REQUEST: Can you transcribe everything in the thread below on inner automorphism groups of Lie algebras, from "In particular, it" down to "finite Lie algebras."?
-- begin PASSAGE SHOWN --
Computing the inner automorphism group of a finite Lie algebra

Question

I'm interested in writing GAP code to compute the inner automorphism group of a finite Lie algebra. (I'd like to be able to group conjugate subalgebras together.) I've had trouble finding good references on the topic, and I'm getting an unexpectedly large group in testing.

UPDATE 2:
As @Paul Levy says in his answer below, there are problems with making sense of the exponential map when $p$ is small with respect to $n$. GAP computation shows that extending to $\mathbb{Z}$ coefficients, then restricting back down to $\mathbb{F}_p$ coefficients, fails for IIRC $sl(4,\mathbb{F}_3)$.

Indeed, there are larger problems for small $p$. The image $\operatorname{exp}(g)$ may not be an automorphism (may not preserve brackets)! I found the following paper very helpful:

Mattarei, S., Artin-Hasse exponentials of derivations, J. Algebra 294, No. 1, 1-18 (2005). ZBL1085.17003.

Equations (1.1) and (2.1) of Mattarei's paper give precise measurements of how the product fails to respect exponents. A sufficient condition is for the maximal nilpotency index of elements of $\operatorname{ad} \mathfrak{g}$ to be at most $(p+1)/2$. For example, it is enough for $(p+1)/2$ to be at least the dimension of $\mathfrak{g}$. Likely one can do better.

In particular, it looks very likely that the exponential map of the adjoint does not give automorphisms for $\mathfrak{g} = sl(3,3)$, explaining the resulting large group.
END UPDATE 2

UPDATE:
Upon closer examination, I realized that $sl(3,3)$ is not simple. The nilradical, solvable radical, and center coincide as a 1-dimensonal subalgebra. Modding out yields a 7-dimensional algebra, which (partly) explains the occurrence of $G_2$.
It appears that $\mathbb{F}_3$ is an exception, as sometimes happens with small fields. I computed the inner automorphism group of $sl(3,5)$ to be $PSL(3,5)$, which is according to reasonable expectation.
In short, it appears that the answer to the question of whether the inner automorphism group of $sl(3,3)$ has order 9285337152 is "yes".

I still wish that I had better references on inner automorphisms of finite Lie algebras.
END UPDATE

Let me review what I know. I'm not an expert on Lie theory, so apologies if any of this is terribly naive.
-- end PASSAGE SHOWN --
-- begin RAW RECORDS --
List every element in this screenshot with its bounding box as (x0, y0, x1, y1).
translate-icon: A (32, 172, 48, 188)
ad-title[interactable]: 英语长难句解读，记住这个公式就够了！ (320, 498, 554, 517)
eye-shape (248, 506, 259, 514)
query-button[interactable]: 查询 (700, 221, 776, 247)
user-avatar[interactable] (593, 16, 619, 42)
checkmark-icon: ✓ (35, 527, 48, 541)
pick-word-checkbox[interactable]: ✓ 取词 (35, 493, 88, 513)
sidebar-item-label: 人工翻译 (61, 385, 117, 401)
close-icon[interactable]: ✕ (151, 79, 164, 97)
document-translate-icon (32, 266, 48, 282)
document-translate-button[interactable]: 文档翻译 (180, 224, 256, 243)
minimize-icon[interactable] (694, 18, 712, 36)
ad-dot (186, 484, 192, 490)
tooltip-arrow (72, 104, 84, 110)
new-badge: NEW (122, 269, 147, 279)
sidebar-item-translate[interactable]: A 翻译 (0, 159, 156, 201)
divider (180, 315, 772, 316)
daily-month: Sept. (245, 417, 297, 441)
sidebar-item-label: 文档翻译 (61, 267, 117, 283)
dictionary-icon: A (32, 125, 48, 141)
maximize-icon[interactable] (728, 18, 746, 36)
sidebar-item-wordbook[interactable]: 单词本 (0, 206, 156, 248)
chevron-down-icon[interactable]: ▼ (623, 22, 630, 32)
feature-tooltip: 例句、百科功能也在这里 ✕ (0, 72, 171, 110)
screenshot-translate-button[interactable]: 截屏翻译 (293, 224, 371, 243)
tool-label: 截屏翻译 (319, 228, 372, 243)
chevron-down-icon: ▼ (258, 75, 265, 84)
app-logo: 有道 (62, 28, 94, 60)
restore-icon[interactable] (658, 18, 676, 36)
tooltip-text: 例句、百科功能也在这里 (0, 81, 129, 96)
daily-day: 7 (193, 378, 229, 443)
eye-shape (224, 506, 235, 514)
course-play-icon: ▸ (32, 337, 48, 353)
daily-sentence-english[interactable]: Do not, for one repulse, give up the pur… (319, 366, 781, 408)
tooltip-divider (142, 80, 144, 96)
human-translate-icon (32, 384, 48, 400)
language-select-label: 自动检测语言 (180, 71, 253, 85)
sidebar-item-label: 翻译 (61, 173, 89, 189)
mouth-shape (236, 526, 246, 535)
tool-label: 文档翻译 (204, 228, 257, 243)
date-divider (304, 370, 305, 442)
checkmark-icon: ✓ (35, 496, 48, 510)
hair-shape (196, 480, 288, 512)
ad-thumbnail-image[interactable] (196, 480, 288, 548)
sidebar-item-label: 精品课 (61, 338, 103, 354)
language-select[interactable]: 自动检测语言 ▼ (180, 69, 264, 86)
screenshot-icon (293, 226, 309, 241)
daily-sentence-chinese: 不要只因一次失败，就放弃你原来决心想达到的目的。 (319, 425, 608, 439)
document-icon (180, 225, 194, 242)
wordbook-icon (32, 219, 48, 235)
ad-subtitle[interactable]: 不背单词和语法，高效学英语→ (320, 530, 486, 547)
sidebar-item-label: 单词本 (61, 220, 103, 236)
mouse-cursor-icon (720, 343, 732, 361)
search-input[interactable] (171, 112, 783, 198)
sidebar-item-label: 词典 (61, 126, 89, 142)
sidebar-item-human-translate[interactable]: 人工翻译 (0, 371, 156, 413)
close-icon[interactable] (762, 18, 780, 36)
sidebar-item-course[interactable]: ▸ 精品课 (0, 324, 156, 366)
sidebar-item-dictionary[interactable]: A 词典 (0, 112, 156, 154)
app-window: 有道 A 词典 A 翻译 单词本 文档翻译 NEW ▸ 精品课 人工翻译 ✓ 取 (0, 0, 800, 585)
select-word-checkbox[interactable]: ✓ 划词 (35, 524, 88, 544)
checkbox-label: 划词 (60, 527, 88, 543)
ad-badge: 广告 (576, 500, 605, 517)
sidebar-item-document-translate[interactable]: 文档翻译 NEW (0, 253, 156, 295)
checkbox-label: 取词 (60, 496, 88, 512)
-- end RAW RECORDS --
WORKED ANSWER:
In particular, it looks very likely that the exponential map of the adjoint does not give automorphisms for $\mathfrak{g} = sl(3,3)$, explaining the resulting large group.
END UPDATE 2

UPDATE:
Upon closer examination, I realized that $sl(3,3)$ is not simple. The nilradical, solvable radical, and center coincide as a 1-dimensonal subalgebra. Modding out yields a 7-dimensional algebra, which (partly) explains the occurrence of $G_2$.
It appears that $\mathbb{F}_3$ is an exception, as sometimes happens with small fields. I computed the inner automorphism group of $sl(3,5)$ to be $PSL(3,5)$, which is according to reasonable expectation.
In short, it appears that the answer to the question of whether the inner automorphism group of $sl(3,3)$ has order 9285337152 is "yes".

I still wish that I had better references on inner automorphisms of finite Lie algebras.